**Task to complete**
Return each line that holds the word "this".

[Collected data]
☆ ☆ ☆ ☆

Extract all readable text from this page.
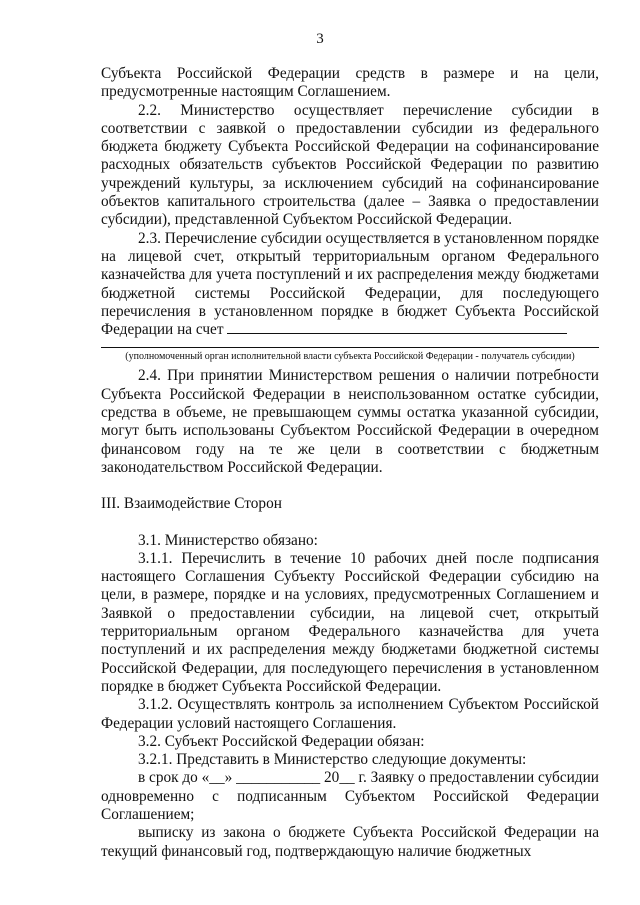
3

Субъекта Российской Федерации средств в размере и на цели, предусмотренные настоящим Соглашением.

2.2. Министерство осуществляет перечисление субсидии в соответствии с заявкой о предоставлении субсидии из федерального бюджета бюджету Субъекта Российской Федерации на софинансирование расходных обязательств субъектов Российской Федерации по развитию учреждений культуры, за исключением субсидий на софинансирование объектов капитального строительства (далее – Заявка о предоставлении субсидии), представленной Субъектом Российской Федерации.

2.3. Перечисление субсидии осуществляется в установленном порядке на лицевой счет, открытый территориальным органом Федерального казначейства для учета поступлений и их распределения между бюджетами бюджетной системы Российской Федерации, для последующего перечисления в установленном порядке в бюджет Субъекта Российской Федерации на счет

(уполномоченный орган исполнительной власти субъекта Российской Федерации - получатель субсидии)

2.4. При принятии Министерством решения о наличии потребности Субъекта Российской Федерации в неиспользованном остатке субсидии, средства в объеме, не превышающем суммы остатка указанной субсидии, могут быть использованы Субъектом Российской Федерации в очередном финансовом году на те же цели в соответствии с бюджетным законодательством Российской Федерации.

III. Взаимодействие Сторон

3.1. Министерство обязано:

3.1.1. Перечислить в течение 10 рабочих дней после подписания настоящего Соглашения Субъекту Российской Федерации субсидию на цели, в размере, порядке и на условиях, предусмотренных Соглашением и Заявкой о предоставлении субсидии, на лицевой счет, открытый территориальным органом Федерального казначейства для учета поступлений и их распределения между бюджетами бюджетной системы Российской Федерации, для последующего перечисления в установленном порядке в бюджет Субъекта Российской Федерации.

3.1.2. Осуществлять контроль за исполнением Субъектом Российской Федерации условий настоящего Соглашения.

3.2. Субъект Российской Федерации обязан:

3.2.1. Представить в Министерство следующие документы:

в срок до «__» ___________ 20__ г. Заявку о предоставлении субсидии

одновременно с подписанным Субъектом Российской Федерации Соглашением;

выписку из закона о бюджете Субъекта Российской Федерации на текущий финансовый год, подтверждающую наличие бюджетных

☆ ☆ ☆ ☆

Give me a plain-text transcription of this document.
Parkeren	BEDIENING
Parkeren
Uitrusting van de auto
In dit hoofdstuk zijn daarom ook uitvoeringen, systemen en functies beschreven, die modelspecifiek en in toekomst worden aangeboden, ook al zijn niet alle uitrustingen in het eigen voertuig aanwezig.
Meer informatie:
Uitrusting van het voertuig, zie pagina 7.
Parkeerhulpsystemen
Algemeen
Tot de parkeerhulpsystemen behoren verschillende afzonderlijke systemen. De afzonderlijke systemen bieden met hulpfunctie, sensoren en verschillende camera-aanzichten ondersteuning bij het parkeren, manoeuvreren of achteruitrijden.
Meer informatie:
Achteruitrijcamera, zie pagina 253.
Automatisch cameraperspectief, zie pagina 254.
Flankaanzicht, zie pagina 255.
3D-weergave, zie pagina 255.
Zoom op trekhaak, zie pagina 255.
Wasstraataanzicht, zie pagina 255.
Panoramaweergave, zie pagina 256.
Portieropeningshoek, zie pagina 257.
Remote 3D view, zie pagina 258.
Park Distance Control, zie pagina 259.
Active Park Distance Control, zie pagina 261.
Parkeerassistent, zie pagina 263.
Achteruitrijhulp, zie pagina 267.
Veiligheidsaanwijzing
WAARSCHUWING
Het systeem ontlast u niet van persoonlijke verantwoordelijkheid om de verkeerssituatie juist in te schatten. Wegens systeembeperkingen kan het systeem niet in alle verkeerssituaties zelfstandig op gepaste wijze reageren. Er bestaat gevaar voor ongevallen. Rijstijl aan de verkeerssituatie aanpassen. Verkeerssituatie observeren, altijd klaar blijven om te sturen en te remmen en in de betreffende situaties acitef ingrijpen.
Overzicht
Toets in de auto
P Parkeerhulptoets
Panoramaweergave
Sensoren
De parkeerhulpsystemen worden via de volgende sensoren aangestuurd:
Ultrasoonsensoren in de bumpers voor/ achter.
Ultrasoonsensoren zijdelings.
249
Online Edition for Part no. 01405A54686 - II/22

☆ ☆ ☆ ☆

**The result**
Extract all readable text from this page.
Give me a plain-text transcription of this document.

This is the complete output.